___ TEXTO DEL EJERCICIO
40 AÑOS DEL BAUTISMO DE FUEGO DE LA FUERZA AÉREA ARGENTINA
Un veterano recuerda el momento exacto en que empezaron a estallar las bombas inglesas
Carlos Mazzocchi recuerda el momento exacto. “A las 4.40 se inició el bombardeo del Vulcan, después comenzaron a venir los Harrier”, expresa, en referencia a las aeronaves británicas que comenzaron a actuar en Malvinas el 1° de Mayo de 1982, hace cuarenta años.
En el complejo Antumalal, en Península de San Pedro, donde hace unos minutos culminó la ceremonia en recuerdo del bautismo de fuego de la Fuerza Aérea Argentina, que hasta el momento en que intervino en el Atlántico Sur nunca había entrado en combate, Mazzocchi, que fue radarista en el conflicto bélico, apunta: “Desde el radar los veíamos despegar, y después los teníamos frente a nosotros, bombardeando. Y estaba también el cañoneo naval… Luego empezamos a recibir a los aviones argentinos, para sacarnos de encima a los barcos que nos estaban cañoneando”.
Mazzocchi, uno de los cuatro veteranos que formaron parte del acto conmemorativo, resulta querible apenas se lo conoce.
Es amable, y con una cuota importante de humildad; siempre destaca a sus compañeros de armas.
El año pasado, a partir de un episodio que El Cordillerano dio a conocer, en relación a un soldado británico que le hizo llegar los negativos de un rollo que a él se le había perdido durante la guerra de Malvinas, su nombre comenzó a tener trascendencia más allá del ambiente de las fuerzas.
Así, incluso, hace un mes, en la escuela Malvina Soledad, se llevó a cabo una muestra con aquellas fotografías tomadas en las islas.
______
___ DATOS ALMACENADOS
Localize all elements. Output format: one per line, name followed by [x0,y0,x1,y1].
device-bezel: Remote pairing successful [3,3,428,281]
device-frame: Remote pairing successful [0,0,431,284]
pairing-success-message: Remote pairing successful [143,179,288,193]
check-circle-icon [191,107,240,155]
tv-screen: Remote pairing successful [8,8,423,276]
______
• OBJETIVO DEL EJERCICIO:
Indique si cada afirmación coincide con el texto sobre el bautismo de fuego de la Fuerza Aérea Argentina. Responda sí o no y cite las palabras del texto que lo deciden.
1. Mazzocchi fue radarista durante el conflicto.
2. En el acto conmemorativo participaron seis veteranos.
3. La muestra de fotografías se realizó en la escuela Malvina Soledad.

• RESULTADO:
1. Sí: «Mazzocchi, que fue radarista en el conflicto bélico».
2. No: «uno de los cuatro veteranos que formaron parte del acto conmemorativo».
3. Sí: «en la escuela Malvina Soledad, se llevó a cabo una muestra con aquellas fotografías tomadas en las islas».